■ **RAW DATA**:
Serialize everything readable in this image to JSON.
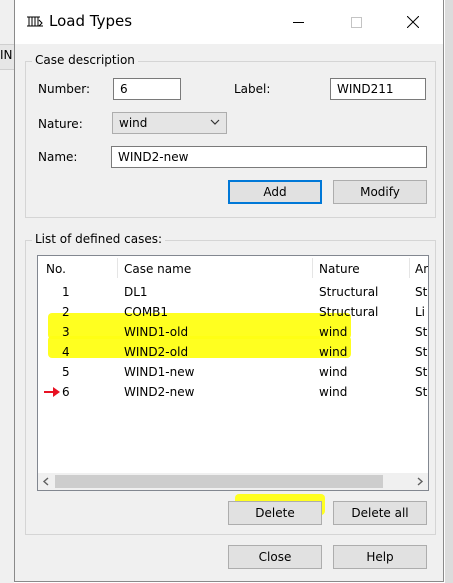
{
  "background": {
    "left_text": "IN"
  },
  "window": {
    "title": "Load Types",
    "app_icon": "load-types-app-icon"
  },
  "case_description": {
    "legend": "Case description",
    "number_label": "Number:",
    "number_value": "6",
    "label_label": "Label:",
    "label_value": "WIND211",
    "nature_label": "Nature:",
    "nature_value": "wind",
    "name_label": "Name:",
    "name_value": "WIND2-new",
    "add_button": "Add",
    "modify_button": "Modify"
  },
  "defined_cases": {
    "legend": "List of defined cases:",
    "columns": [
      "No.",
      "Case name",
      "Nature",
      "An"
    ],
    "rows": [
      {
        "no": "1",
        "name": "DL1",
        "nature": "Structural",
        "extra": "St",
        "highlighted": false,
        "current": false
      },
      {
        "no": "2",
        "name": "COMB1",
        "nature": "Structural",
        "extra": "Li",
        "highlighted": true,
        "current": false
      },
      {
        "no": "3",
        "name": "WIND1-old",
        "nature": "wind",
        "extra": "St",
        "highlighted": true,
        "current": false
      },
      {
        "no": "4",
        "name": "WIND2-old",
        "nature": "wind",
        "extra": "St",
        "highlighted": true,
        "current": false
      },
      {
        "no": "5",
        "name": "WIND1-new",
        "nature": "wind",
        "extra": "St",
        "highlighted": false,
        "current": false
      },
      {
        "no": "6",
        "name": "WIND2-new",
        "nature": "wind",
        "extra": "St",
        "highlighted": false,
        "current": true
      }
    ],
    "delete_button": "Delete",
    "delete_all_button": "Delete all"
  },
  "footer": {
    "close_button": "Close",
    "help_button": "Help"
  },
  "colors": {
    "highlight": "#ffff14",
    "current_arrow": "#e81123",
    "default_button_border": "#0078d7"
  }
}
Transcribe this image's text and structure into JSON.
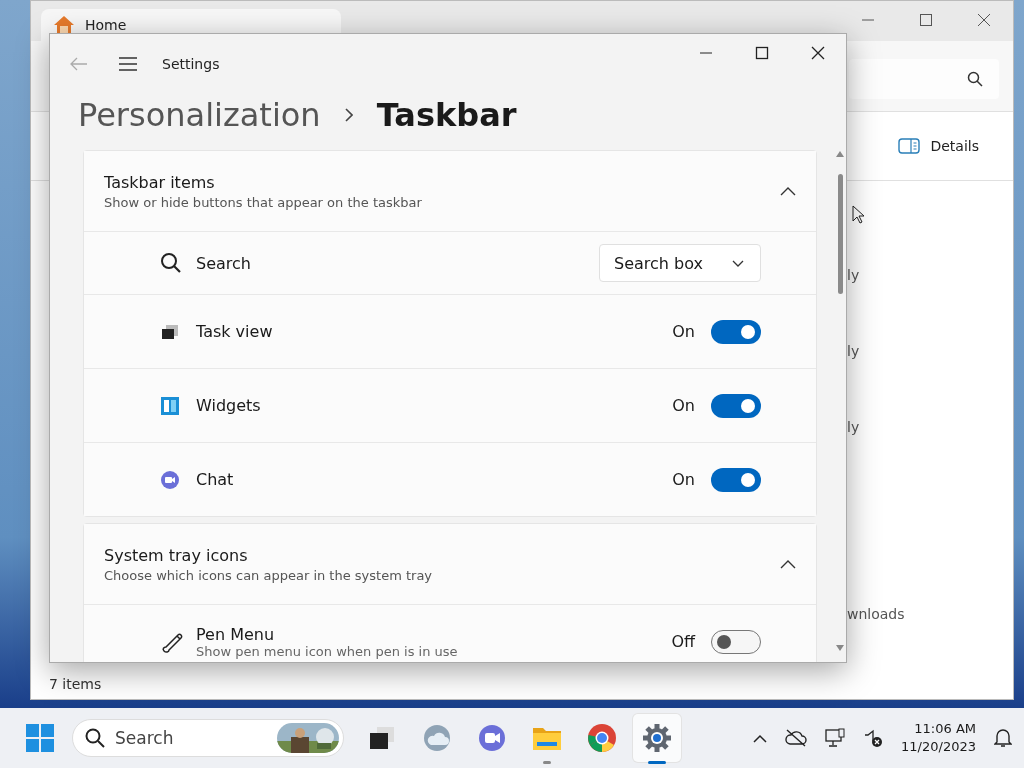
{
  "explorer": {
    "tab": {
      "label": "Home"
    },
    "details_button": "Details",
    "list_fragments": [
      "ly",
      "ly",
      "ly",
      "wnloads"
    ],
    "status_bar": "7 items"
  },
  "settings": {
    "title": "Settings",
    "breadcrumb": [
      "Personalization",
      "Taskbar"
    ],
    "sections": [
      {
        "title": "Taskbar items",
        "subtitle": "Show or hide buttons that appear on the taskbar",
        "expanded": true,
        "rows": [
          {
            "kind": "dropdown",
            "label": "Search",
            "value": "Search box"
          },
          {
            "kind": "toggle",
            "label": "Task view",
            "state": "On",
            "on": true
          },
          {
            "kind": "toggle",
            "label": "Widgets",
            "state": "On",
            "on": true
          },
          {
            "kind": "toggle",
            "label": "Chat",
            "state": "On",
            "on": true
          }
        ]
      },
      {
        "title": "System tray icons",
        "subtitle": "Choose which icons can appear in the system tray",
        "expanded": true,
        "rows": [
          {
            "kind": "toggle",
            "label": "Pen Menu",
            "description": "Show pen menu icon when pen is in use",
            "state": "Off",
            "on": false
          }
        ]
      }
    ]
  },
  "taskbar": {
    "search_placeholder": "Search",
    "apps": [
      {
        "running": false,
        "selected": false
      },
      {
        "running": false,
        "selected": false
      },
      {
        "running": false,
        "selected": false
      },
      {
        "running": true,
        "selected": false
      },
      {
        "running": false,
        "selected": false
      },
      {
        "running": true,
        "selected": true
      }
    ],
    "time": "11:06 AM",
    "date": "11/20/2023"
  }
}
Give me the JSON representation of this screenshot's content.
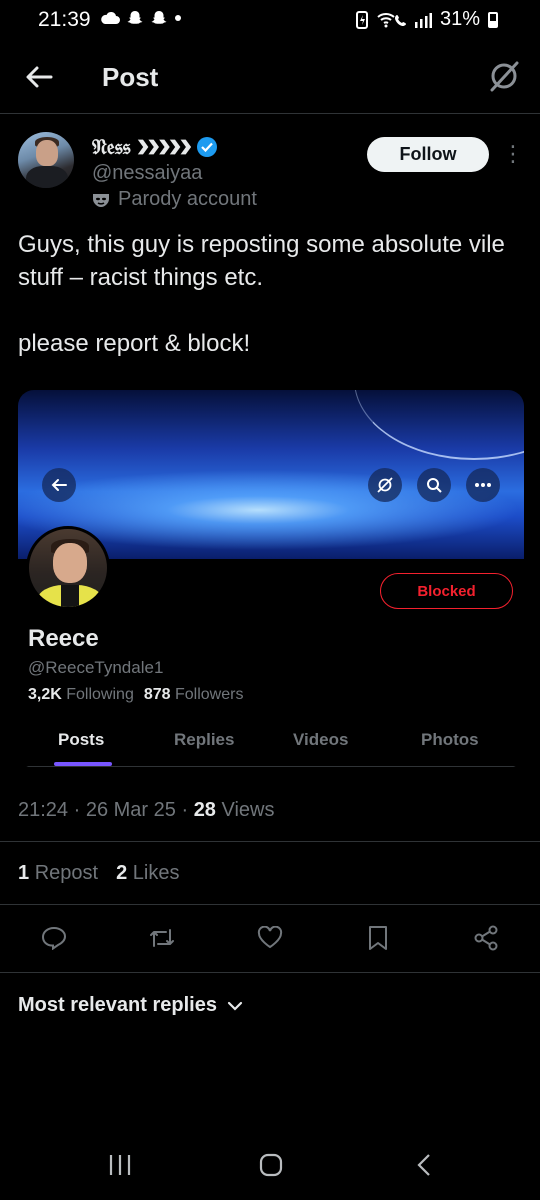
{
  "status_bar": {
    "time": "21:39",
    "battery": "31%"
  },
  "header": {
    "title": "Post"
  },
  "post": {
    "author": {
      "name": "𝔑𝔢𝔰𝔰 ❯❯❯❯❯",
      "handle": "@nessaiyaa",
      "label": "Parody account"
    },
    "follow_label": "Follow",
    "text_line1": "Guys, this guy is reposting some absolute vile stuff – racist things etc.",
    "text_line2": "please report & block!",
    "time": "21:24",
    "date": "26 Mar 25",
    "views_count": "28",
    "views_label": "Views",
    "repost_count": "1",
    "repost_label": "Repost",
    "likes_count": "2",
    "likes_label": "Likes"
  },
  "embedded_profile": {
    "blocked_label": "Blocked",
    "name": "Reece",
    "handle": "@ReeceTyndale1",
    "following_count": "3,2K",
    "following_label": "Following",
    "followers_count": "878",
    "followers_label": "Followers",
    "tabs": [
      "Posts",
      "Replies",
      "Videos",
      "Photos"
    ],
    "active_tab": "Posts"
  },
  "replies_sort": {
    "label": "Most relevant replies"
  },
  "colors": {
    "background": "#000000",
    "text_primary": "#e7e9ea",
    "text_secondary": "#71767b",
    "verified": "#1d9bf0",
    "blocked": "#f4212e",
    "tab_indicator": "#7856ff"
  }
}
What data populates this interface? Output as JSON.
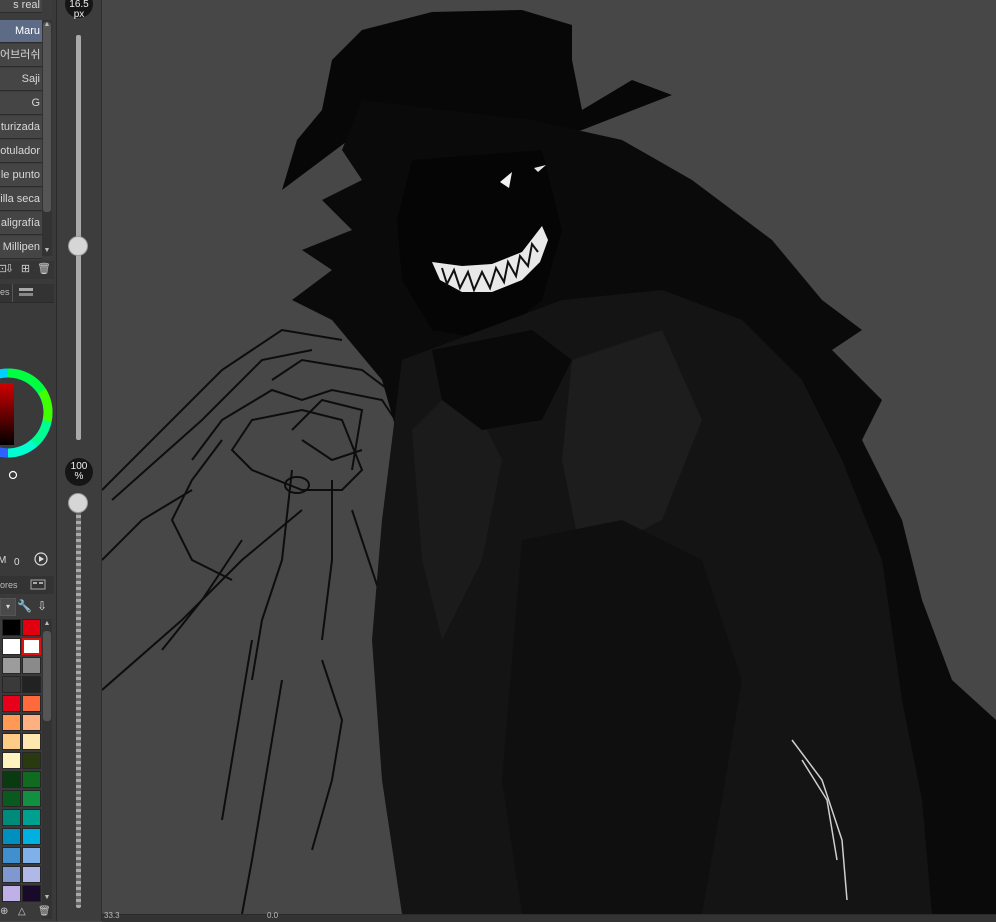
{
  "brush_panel": {
    "top_partial_label": "s real",
    "items": [
      {
        "label": "Maru",
        "selected": true
      },
      {
        "label": "어브러쉬",
        "selected": false
      },
      {
        "label": "Saji",
        "selected": false
      },
      {
        "label": "G",
        "selected": false
      },
      {
        "label": "turizada",
        "selected": false
      },
      {
        "label": "otulador",
        "selected": false
      },
      {
        "label": "le punto",
        "selected": false
      },
      {
        "label": "illa seca",
        "selected": false
      },
      {
        "label": "aligrafía",
        "selected": false
      },
      {
        "label": "Millipen",
        "selected": false
      }
    ]
  },
  "color_panel": {
    "tab_partial": "es",
    "value_readout": "0",
    "current_color": "#a00000"
  },
  "palette_panel": {
    "tab_partial": "ores",
    "rows": [
      [
        "#000000",
        "#e00010"
      ],
      [
        "#ffffff",
        "#ffffff"
      ],
      [
        "#9c9c9c",
        "#8a8a8a"
      ],
      [
        "#3a3a3a",
        "#222222"
      ],
      [
        "#e6001a",
        "#ff6a3c"
      ],
      [
        "#ff9955",
        "#ffb080"
      ],
      [
        "#ffcc88",
        "#ffe8b0"
      ],
      [
        "#fff4c0",
        "#2a3a10"
      ],
      [
        "#0a3a10",
        "#106a20"
      ],
      [
        "#0a5a20",
        "#109040"
      ],
      [
        "#008a7a",
        "#00a090"
      ],
      [
        "#0090c0",
        "#00b0e0"
      ],
      [
        "#4090d0",
        "#80b0e8"
      ],
      [
        "#8098d0",
        "#b0b8e8"
      ],
      [
        "#c0b0e8",
        "#1a0a2a"
      ]
    ]
  },
  "size_slider": {
    "value": "16.5",
    "unit": "px",
    "level": 0.48
  },
  "opacity_slider": {
    "value": "100",
    "unit": "%",
    "level": 1.0
  },
  "canvas": {
    "background": "#474747"
  },
  "status_bar": {
    "zoom_partial": "33.3",
    "rotation_partial": "0.0"
  }
}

■ **STATED EXERCISE**:
Return all of the entries word for word, but omit the pictures.

■ **RESPONSE TO THIS TASK**:
Serialize everything readable in this image to JSON.
{
  "background": {
    "left_text": "IN"
  },
  "window": {
    "title": "Load Types",
    "app_icon": "load-types-app-icon"
  },
  "case_description": {
    "legend": "Case description",
    "number_label": "Number:",
    "number_value": "6",
    "label_label": "Label:",
    "label_value": "WIND211",
    "nature_label": "Nature:",
    "nature_value": "wind",
    "name_label": "Name:",
    "name_value": "WIND2-new",
    "add_button": "Add",
    "modify_button": "Modify"
  },
  "defined_cases": {
    "legend": "List of defined cases:",
    "columns": [
      "No.",
      "Case name",
      "Nature",
      "An"
    ],
    "rows": [
      {
        "no": "1",
        "name": "DL1",
        "nature": "Structural",
        "extra": "St",
        "highlighted": false,
        "current": false
      },
      {
        "no": "2",
        "name": "COMB1",
        "nature": "Structural",
        "extra": "Li",
        "highlighted": true,
        "current": false
      },
      {
        "no": "3",
        "name": "WIND1-old",
        "nature": "wind",
        "extra": "St",
        "highlighted": true,
        "current": false
      },
      {
        "no": "4",
        "name": "WIND2-old",
        "nature": "wind",
        "extra": "St",
        "highlighted": true,
        "current": false
      },
      {
        "no": "5",
        "name": "WIND1-new",
        "nature": "wind",
        "extra": "St",
        "highlighted": false,
        "current": false
      },
      {
        "no": "6",
        "name": "WIND2-new",
        "nature": "wind",
        "extra": "St",
        "highlighted": false,
        "current": true
      }
    ],
    "delete_button": "Delete",
    "delete_all_button": "Delete all"
  },
  "footer": {
    "close_button": "Close",
    "help_button": "Help"
  },
  "colors": {
    "highlight": "#ffff14",
    "current_arrow": "#e81123",
    "default_button_border": "#0078d7"
  }
}
Transcribe this image's text and structure into JSON.
{
  "explorer": {
    "tab": {
      "label": "Home"
    },
    "details_button": "Details",
    "list_fragments": [
      "ly",
      "ly",
      "ly",
      "wnloads"
    ],
    "status_bar": "7 items"
  },
  "settings": {
    "title": "Settings",
    "breadcrumb": [
      "Personalization",
      "Taskbar"
    ],
    "sections": [
      {
        "title": "Taskbar items",
        "subtitle": "Show or hide buttons that appear on the taskbar",
        "expanded": true,
        "rows": [
          {
            "kind": "dropdown",
            "label": "Search",
            "value": "Search box"
          },
          {
            "kind": "toggle",
            "label": "Task view",
            "state": "On",
            "on": true
          },
          {
            "kind": "toggle",
            "label": "Widgets",
            "state": "On",
            "on": true
          },
          {
            "kind": "toggle",
            "label": "Chat",
            "state": "On",
            "on": true
          }
        ]
      },
      {
        "title": "System tray icons",
        "subtitle": "Choose which icons can appear in the system tray",
        "expanded": true,
        "rows": [
          {
            "kind": "toggle",
            "label": "Pen Menu",
            "description": "Show pen menu icon when pen is in use",
            "state": "Off",
            "on": false
          }
        ]
      }
    ]
  },
  "taskbar": {
    "search_placeholder": "Search",
    "apps": [
      {
        "running": false,
        "selected": false
      },
      {
        "running": false,
        "selected": false
      },
      {
        "running": false,
        "selected": false
      },
      {
        "running": true,
        "selected": false
      },
      {
        "running": false,
        "selected": false
      },
      {
        "running": true,
        "selected": true
      }
    ],
    "time": "11:06 AM",
    "date": "11/20/2023"
  }
}
Give me the JSON representation of this screenshot's content.
{
  "status_bar": {
    "time": "21:39",
    "battery": "31%"
  },
  "header": {
    "title": "Post"
  },
  "post": {
    "author": {
      "name": "𝔑𝔢𝔰𝔰 ❯❯❯❯❯",
      "handle": "@nessaiyaa",
      "label": "Parody account"
    },
    "follow_label": "Follow",
    "text_line1": "Guys, this guy is reposting some absolute vile stuff – racist things etc.",
    "text_line2": "please report & block!",
    "time": "21:24",
    "date": "26 Mar 25",
    "views_count": "28",
    "views_label": "Views",
    "repost_count": "1",
    "repost_label": "Repost",
    "likes_count": "2",
    "likes_label": "Likes"
  },
  "embedded_profile": {
    "blocked_label": "Blocked",
    "name": "Reece",
    "handle": "@ReeceTyndale1",
    "following_count": "3,2K",
    "following_label": "Following",
    "followers_count": "878",
    "followers_label": "Followers",
    "tabs": [
      "Posts",
      "Replies",
      "Videos",
      "Photos"
    ],
    "active_tab": "Posts"
  },
  "replies_sort": {
    "label": "Most relevant replies"
  },
  "colors": {
    "background": "#000000",
    "text_primary": "#e7e9ea",
    "text_secondary": "#71767b",
    "verified": "#1d9bf0",
    "blocked": "#f4212e",
    "tab_indicator": "#7856ff"
  }
}
What data populates this interface? Output as JSON.
{
  "brush_panel": {
    "top_partial_label": "s real",
    "items": [
      {
        "label": "Maru",
        "selected": true
      },
      {
        "label": "어브러쉬",
        "selected": false
      },
      {
        "label": "Saji",
        "selected": false
      },
      {
        "label": "G",
        "selected": false
      },
      {
        "label": "turizada",
        "selected": false
      },
      {
        "label": "otulador",
        "selected": false
      },
      {
        "label": "le punto",
        "selected": false
      },
      {
        "label": "illa seca",
        "selected": false
      },
      {
        "label": "aligrafía",
        "selected": false
      },
      {
        "label": "Millipen",
        "selected": false
      }
    ]
  },
  "color_panel": {
    "tab_partial": "es",
    "value_readout": "0",
    "current_color": "#a00000"
  },
  "palette_panel": {
    "tab_partial": "ores",
    "rows": [
      [
        "#000000",
        "#e00010"
      ],
      [
        "#ffffff",
        "#ffffff"
      ],
      [
        "#9c9c9c",
        "#8a8a8a"
      ],
      [
        "#3a3a3a",
        "#222222"
      ],
      [
        "#e6001a",
        "#ff6a3c"
      ],
      [
        "#ff9955",
        "#ffb080"
      ],
      [
        "#ffcc88",
        "#ffe8b0"
      ],
      [
        "#fff4c0",
        "#2a3a10"
      ],
      [
        "#0a3a10",
        "#106a20"
      ],
      [
        "#0a5a20",
        "#109040"
      ],
      [
        "#008a7a",
        "#00a090"
      ],
      [
        "#0090c0",
        "#00b0e0"
      ],
      [
        "#4090d0",
        "#80b0e8"
      ],
      [
        "#8098d0",
        "#b0b8e8"
      ],
      [
        "#c0b0e8",
        "#1a0a2a"
      ]
    ]
  },
  "size_slider": {
    "value": "16.5",
    "unit": "px",
    "level": 0.48
  },
  "opacity_slider": {
    "value": "100",
    "unit": "%",
    "level": 1.0
  },
  "canvas": {
    "background": "#474747"
  },
  "status_bar": {
    "zoom_partial": "33.3",
    "rotation_partial": "0.0"
  }
}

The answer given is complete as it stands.